> Extracted information:

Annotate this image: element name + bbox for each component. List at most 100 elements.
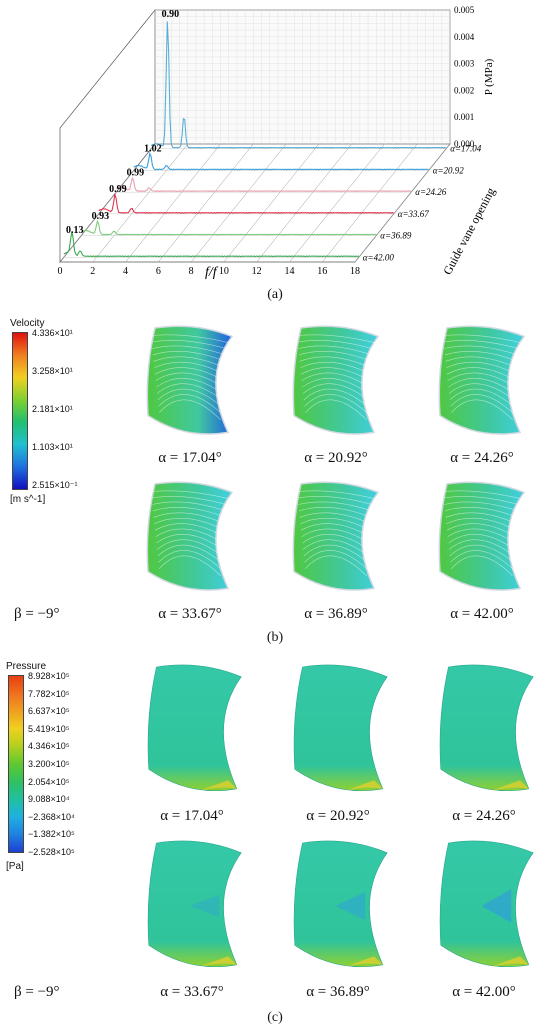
streamline — [302, 539, 370, 557]
pressure-tick: 3.200×10⁵ — [28, 759, 70, 769]
streamline-plot — [146, 325, 234, 435]
streamline — [444, 507, 520, 519]
streamline — [156, 383, 224, 401]
streamline — [154, 367, 226, 382]
peak-label: 0.99 — [109, 184, 127, 195]
streamline — [296, 334, 376, 344]
grid-line — [354, 143, 451, 263]
velocity-tick: 3.258×10¹ — [32, 366, 73, 376]
streamline — [153, 356, 227, 369]
high-pressure-edge — [200, 956, 237, 967]
high-pressure-edge — [492, 780, 529, 791]
streamline — [152, 351, 228, 363]
velocity-legend: Velocity 4.336×10¹ 3.258×10¹ 2.181×10¹ 1… — [10, 318, 120, 508]
pressure-tick: 8.928×10⁵ — [28, 671, 70, 681]
streamline — [446, 361, 518, 376]
streamline — [448, 539, 516, 557]
chart-grid — [59, 9, 451, 263]
streamline-plot — [146, 481, 234, 591]
series-line — [116, 176, 412, 193]
pressure-contour — [293, 840, 388, 968]
streamline — [442, 490, 522, 500]
streamline — [301, 528, 371, 545]
streamline — [451, 555, 513, 577]
streamline — [154, 361, 226, 376]
streamline — [449, 544, 515, 564]
streamline — [156, 534, 224, 551]
streamline — [444, 501, 520, 512]
pressure-tick: 2.054×10⁵ — [28, 776, 70, 787]
floor — [59, 143, 451, 263]
streamline — [296, 490, 376, 500]
beta-label: β = −9° — [14, 606, 60, 622]
streamline — [302, 383, 370, 401]
streamline — [154, 523, 226, 538]
x-tick-label: 14 — [284, 266, 294, 277]
peak-labels: 0.90 1.02 0.990.99 0.93 0.13 — [66, 9, 179, 236]
series-label: α=17.04 — [450, 144, 482, 154]
series-label: α=24.26 — [415, 187, 447, 197]
streamline — [298, 345, 374, 356]
streamline — [451, 399, 513, 421]
pressure-contour — [147, 664, 242, 792]
z-tick-labels: 0.000 0.001 0.002 0.003 0.004 0.005 — [454, 5, 475, 149]
streamline — [449, 388, 515, 408]
x-tick-label: 2 — [90, 266, 95, 277]
streamline — [300, 523, 372, 538]
streamline — [446, 517, 518, 532]
streamline — [450, 550, 514, 570]
grid-line — [158, 143, 254, 263]
streamline — [299, 356, 373, 369]
pressure-tick: 9.088×10⁴ — [28, 794, 70, 805]
case-caption: α = 42.00° — [452, 984, 516, 1000]
series-line — [133, 151, 429, 171]
streamline — [299, 512, 373, 525]
streamline — [448, 534, 516, 551]
streamline-plot — [438, 325, 526, 435]
x-tick-label: 6 — [156, 266, 161, 277]
velocity-tick: 1.103×10¹ — [32, 442, 73, 452]
pressure-tick: −2.528×10⁵ — [28, 847, 75, 857]
streamline — [155, 528, 225, 545]
series-label: α=20.92 — [433, 165, 465, 175]
streamline — [446, 367, 518, 382]
streamline — [298, 501, 374, 512]
grid-line — [256, 143, 352, 263]
x-tick-label: 0 — [58, 266, 63, 277]
streamline — [156, 378, 224, 395]
streamline-plot — [292, 325, 380, 435]
streamline — [443, 340, 521, 350]
streamline — [158, 394, 222, 414]
z-tick-label: 0.001 — [454, 112, 474, 122]
beta-label: β = −9° — [14, 984, 60, 1000]
pressure-unit: [Pa] — [6, 861, 24, 872]
pressure-contour — [439, 664, 534, 792]
pressure-contour — [293, 664, 388, 792]
high-pressure-edge — [346, 956, 383, 967]
chart-frame — [59, 9, 451, 263]
pressure-tick: 5.419×10⁵ — [28, 723, 70, 734]
velocity-tick: 2.515×10⁻¹ — [32, 480, 78, 490]
velocity-tick: 4.336×10¹ — [32, 328, 73, 338]
blade-surface — [147, 664, 242, 792]
pressure-contour — [147, 840, 242, 968]
series-line — [98, 193, 395, 214]
streamline — [303, 544, 369, 564]
streamline — [445, 512, 519, 525]
velocity-unit: [m s^-1] — [10, 494, 46, 505]
pressure-contour — [439, 840, 534, 968]
streamline — [157, 388, 223, 408]
streamline — [298, 507, 374, 519]
streamline — [305, 555, 367, 577]
streamline — [159, 399, 221, 421]
x-tick-label: 10 — [219, 266, 229, 277]
low-pressure-zone — [189, 894, 220, 918]
peak-label: 0.13 — [66, 225, 84, 236]
grid-line — [322, 143, 418, 263]
blade-surface — [438, 325, 526, 435]
streamline — [159, 555, 221, 577]
pressure-legend: Pressure 8.928×10⁵ 7.782×10⁵ 6.637×10⁵ 5.41… — [6, 661, 121, 881]
x-tick-label: 4 — [123, 266, 128, 277]
series-line — [81, 219, 377, 236]
grid-line — [223, 143, 320, 263]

> Task description: Pick out each line in the records that contains the string "beta", treating uppercase and lowercase as different.

> Answer to the exercise:
beta-label: β = −9° — [14, 606, 60, 622]
beta-label: β = −9° — [14, 984, 60, 1000]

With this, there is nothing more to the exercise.